▸ **THE REQUEST**:
Reproduce all of the data word for word.

▸ **SUPPLIED DATA**:
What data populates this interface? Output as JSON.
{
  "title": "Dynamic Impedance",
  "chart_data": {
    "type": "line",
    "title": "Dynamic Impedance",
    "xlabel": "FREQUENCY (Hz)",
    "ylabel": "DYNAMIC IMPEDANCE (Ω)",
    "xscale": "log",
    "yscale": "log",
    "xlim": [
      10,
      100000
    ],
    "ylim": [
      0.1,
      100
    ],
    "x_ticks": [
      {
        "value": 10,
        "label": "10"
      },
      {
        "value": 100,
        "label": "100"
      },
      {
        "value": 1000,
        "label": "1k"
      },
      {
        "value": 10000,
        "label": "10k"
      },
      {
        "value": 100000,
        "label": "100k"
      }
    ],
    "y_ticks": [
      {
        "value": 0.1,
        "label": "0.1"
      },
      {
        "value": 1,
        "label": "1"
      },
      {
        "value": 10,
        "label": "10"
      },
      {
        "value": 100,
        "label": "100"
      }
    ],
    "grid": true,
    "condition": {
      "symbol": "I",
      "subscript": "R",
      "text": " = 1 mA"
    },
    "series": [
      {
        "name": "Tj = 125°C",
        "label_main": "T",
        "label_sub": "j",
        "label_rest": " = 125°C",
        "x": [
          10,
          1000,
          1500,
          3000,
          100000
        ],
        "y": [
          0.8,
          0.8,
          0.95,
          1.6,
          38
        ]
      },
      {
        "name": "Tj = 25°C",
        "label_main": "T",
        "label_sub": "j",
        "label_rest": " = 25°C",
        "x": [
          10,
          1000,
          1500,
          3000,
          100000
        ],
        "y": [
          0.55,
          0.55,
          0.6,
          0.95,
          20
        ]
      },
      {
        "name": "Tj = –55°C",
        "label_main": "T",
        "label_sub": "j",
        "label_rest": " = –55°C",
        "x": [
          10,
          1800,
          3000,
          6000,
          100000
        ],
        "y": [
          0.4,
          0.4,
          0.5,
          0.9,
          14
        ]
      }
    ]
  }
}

▸ **SOLUTION TO THE PROBLEM**:
What data populates this interface? Output as JSON.
{
  "title": "Dynamic Impedance",
  "chart_data": {
    "type": "line",
    "title": "Dynamic Impedance",
    "xlabel": "FREQUENCY (Hz)",
    "ylabel": "DYNAMIC IMPEDANCE (Ω)",
    "xscale": "log",
    "yscale": "log",
    "xlim": [
      10,
      100000
    ],
    "ylim": [
      0.1,
      100
    ],
    "x_ticks": [
      {
        "value": 10,
        "label": "10"
      },
      {
        "value": 100,
        "label": "100"
      },
      {
        "value": 1000,
        "label": "1k"
      },
      {
        "value": 10000,
        "label": "10k"
      },
      {
        "value": 100000,
        "label": "100k"
      }
    ],
    "y_ticks": [
      {
        "value": 0.1,
        "label": "0.1"
      },
      {
        "value": 1,
        "label": "1"
      },
      {
        "value": 10,
        "label": "10"
      },
      {
        "value": 100,
        "label": "100"
      }
    ],
    "grid": true,
    "condition": {
      "symbol": "I",
      "subscript": "R",
      "text": " = 1 mA"
    },
    "series": [
      {
        "name": "Tj = 125°C",
        "label_main": "T",
        "label_sub": "j",
        "label_rest": " = 125°C",
        "x": [
          10,
          1000,
          1500,
          3000,
          100000
        ],
        "y": [
          0.8,
          0.8,
          0.95,
          1.6,
          38
        ]
      },
      {
        "name": "Tj = 25°C",
        "label_main": "T",
        "label_sub": "j",
        "label_rest": " = 25°C",
        "x": [
          10,
          1000,
          1500,
          3000,
          100000
        ],
        "y": [
          0.55,
          0.55,
          0.6,
          0.95,
          20
        ]
      },
      {
        "name": "Tj = –55°C",
        "label_main": "T",
        "label_sub": "j",
        "label_rest": " = –55°C",
        "x": [
          10,
          1800,
          3000,
          6000,
          100000
        ],
        "y": [
          0.4,
          0.4,
          0.5,
          0.9,
          14
        ]
      }
    ]
  }
}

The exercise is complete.